▸ Exercise brief
Gather every line holding the string "title".

** Begin Entries supplied **

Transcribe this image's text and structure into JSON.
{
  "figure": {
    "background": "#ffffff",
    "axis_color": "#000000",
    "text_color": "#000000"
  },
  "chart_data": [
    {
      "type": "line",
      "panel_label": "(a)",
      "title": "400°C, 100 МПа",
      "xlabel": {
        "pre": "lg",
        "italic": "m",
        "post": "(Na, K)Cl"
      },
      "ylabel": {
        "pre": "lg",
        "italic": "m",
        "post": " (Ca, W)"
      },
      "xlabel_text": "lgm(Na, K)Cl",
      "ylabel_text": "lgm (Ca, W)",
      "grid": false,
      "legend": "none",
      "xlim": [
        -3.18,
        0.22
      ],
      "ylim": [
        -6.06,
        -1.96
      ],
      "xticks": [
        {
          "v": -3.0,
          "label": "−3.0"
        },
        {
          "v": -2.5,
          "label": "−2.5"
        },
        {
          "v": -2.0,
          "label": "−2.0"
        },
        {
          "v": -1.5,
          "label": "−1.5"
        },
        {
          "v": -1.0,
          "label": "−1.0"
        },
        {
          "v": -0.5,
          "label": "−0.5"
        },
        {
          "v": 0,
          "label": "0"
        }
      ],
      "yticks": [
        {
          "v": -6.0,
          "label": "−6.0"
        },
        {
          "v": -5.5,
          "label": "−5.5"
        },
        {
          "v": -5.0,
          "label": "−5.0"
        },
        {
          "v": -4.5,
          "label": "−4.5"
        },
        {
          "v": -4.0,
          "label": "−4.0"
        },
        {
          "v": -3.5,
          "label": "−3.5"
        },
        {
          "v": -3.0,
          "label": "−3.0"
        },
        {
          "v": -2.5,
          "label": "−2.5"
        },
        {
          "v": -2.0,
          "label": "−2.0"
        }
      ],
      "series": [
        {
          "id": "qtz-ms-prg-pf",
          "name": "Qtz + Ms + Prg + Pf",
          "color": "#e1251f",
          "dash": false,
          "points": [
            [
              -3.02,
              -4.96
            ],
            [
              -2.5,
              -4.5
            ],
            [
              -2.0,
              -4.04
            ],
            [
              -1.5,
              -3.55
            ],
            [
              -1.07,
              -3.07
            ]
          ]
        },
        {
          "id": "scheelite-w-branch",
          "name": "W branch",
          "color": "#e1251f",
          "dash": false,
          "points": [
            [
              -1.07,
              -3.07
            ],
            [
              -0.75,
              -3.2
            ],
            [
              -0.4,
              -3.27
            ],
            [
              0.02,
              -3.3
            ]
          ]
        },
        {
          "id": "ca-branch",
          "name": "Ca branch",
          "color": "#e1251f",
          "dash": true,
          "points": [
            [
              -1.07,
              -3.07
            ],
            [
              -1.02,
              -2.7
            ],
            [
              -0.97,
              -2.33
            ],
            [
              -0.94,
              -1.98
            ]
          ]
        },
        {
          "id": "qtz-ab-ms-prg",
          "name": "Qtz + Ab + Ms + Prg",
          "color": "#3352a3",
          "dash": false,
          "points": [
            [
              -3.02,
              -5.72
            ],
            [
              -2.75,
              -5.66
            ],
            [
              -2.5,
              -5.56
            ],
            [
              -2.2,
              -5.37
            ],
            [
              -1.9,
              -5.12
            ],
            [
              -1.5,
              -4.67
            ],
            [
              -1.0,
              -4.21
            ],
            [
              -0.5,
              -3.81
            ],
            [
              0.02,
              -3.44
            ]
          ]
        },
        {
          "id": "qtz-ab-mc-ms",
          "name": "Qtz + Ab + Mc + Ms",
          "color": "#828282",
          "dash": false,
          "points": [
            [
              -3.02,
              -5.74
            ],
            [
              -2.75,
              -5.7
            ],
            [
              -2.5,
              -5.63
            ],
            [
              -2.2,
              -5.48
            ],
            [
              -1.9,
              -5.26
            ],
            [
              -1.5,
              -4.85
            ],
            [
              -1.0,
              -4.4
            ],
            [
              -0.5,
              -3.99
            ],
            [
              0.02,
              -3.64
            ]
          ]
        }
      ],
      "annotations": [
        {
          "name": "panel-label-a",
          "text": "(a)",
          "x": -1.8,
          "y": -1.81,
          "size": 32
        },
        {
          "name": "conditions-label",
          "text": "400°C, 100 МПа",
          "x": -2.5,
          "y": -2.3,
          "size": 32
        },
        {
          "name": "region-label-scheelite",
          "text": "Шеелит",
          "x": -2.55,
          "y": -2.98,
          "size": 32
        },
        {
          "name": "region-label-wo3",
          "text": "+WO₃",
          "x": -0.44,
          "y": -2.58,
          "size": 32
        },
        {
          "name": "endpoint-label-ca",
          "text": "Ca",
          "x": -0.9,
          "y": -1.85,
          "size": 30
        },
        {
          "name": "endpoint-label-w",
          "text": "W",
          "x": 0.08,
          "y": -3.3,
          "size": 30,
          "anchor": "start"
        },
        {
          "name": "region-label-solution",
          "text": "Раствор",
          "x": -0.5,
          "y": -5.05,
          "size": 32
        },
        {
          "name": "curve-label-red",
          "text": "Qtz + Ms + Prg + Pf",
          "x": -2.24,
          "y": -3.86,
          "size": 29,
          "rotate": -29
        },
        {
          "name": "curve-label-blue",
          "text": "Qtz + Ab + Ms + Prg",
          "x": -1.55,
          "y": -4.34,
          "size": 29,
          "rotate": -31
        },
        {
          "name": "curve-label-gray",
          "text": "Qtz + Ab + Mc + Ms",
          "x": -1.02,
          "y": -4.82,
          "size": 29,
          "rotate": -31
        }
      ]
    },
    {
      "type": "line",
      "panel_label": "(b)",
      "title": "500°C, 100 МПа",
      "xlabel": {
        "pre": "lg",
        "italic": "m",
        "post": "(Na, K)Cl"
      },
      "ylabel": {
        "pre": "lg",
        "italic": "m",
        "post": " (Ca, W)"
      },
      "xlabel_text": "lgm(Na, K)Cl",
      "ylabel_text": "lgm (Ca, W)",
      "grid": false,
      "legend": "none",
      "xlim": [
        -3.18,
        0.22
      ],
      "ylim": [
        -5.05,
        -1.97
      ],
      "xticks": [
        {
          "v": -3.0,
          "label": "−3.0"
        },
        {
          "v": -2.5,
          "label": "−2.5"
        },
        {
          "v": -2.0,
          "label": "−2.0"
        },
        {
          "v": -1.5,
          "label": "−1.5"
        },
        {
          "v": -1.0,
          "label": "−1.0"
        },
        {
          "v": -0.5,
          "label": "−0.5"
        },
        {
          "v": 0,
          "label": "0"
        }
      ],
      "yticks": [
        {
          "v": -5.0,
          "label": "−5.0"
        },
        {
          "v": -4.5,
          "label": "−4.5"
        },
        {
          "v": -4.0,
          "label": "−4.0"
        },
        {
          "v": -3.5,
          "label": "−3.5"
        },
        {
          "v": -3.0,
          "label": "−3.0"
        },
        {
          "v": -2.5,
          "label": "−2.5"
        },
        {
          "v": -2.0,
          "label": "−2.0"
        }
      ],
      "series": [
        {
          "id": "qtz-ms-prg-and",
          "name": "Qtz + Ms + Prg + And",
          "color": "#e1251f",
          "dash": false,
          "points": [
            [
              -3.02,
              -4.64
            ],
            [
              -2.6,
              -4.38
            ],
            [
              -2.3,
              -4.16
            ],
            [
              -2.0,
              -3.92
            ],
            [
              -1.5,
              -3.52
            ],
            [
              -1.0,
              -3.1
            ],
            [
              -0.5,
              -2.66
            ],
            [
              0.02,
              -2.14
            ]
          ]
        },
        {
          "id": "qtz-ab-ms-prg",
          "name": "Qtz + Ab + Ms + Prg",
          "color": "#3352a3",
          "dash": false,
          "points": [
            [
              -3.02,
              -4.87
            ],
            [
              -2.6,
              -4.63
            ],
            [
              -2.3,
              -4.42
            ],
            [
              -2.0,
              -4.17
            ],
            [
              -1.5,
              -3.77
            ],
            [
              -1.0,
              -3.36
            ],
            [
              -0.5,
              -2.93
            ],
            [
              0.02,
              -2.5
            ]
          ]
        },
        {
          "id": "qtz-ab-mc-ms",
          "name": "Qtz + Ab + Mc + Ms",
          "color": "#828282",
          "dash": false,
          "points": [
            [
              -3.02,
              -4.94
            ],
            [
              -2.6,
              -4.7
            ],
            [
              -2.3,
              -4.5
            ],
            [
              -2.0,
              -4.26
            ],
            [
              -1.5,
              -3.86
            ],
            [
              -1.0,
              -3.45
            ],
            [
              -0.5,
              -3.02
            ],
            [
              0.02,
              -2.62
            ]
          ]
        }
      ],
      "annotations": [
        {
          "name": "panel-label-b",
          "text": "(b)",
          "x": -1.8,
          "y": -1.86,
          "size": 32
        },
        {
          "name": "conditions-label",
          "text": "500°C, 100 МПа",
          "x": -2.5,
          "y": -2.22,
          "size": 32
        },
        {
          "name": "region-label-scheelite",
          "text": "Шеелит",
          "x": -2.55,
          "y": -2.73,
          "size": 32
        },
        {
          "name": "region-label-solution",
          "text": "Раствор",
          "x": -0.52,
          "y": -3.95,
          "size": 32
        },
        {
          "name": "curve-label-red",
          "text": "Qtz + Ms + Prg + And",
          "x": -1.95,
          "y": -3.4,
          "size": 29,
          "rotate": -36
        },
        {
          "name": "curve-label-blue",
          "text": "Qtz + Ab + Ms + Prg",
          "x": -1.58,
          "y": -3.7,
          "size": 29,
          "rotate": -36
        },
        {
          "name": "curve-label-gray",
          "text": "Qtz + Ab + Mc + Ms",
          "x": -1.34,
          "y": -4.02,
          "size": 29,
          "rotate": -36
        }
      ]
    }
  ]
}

** End Entries supplied **

▸ Right answer
      "title": "400°C, 100 МПа",
      "title": "500°C, 100 МПа",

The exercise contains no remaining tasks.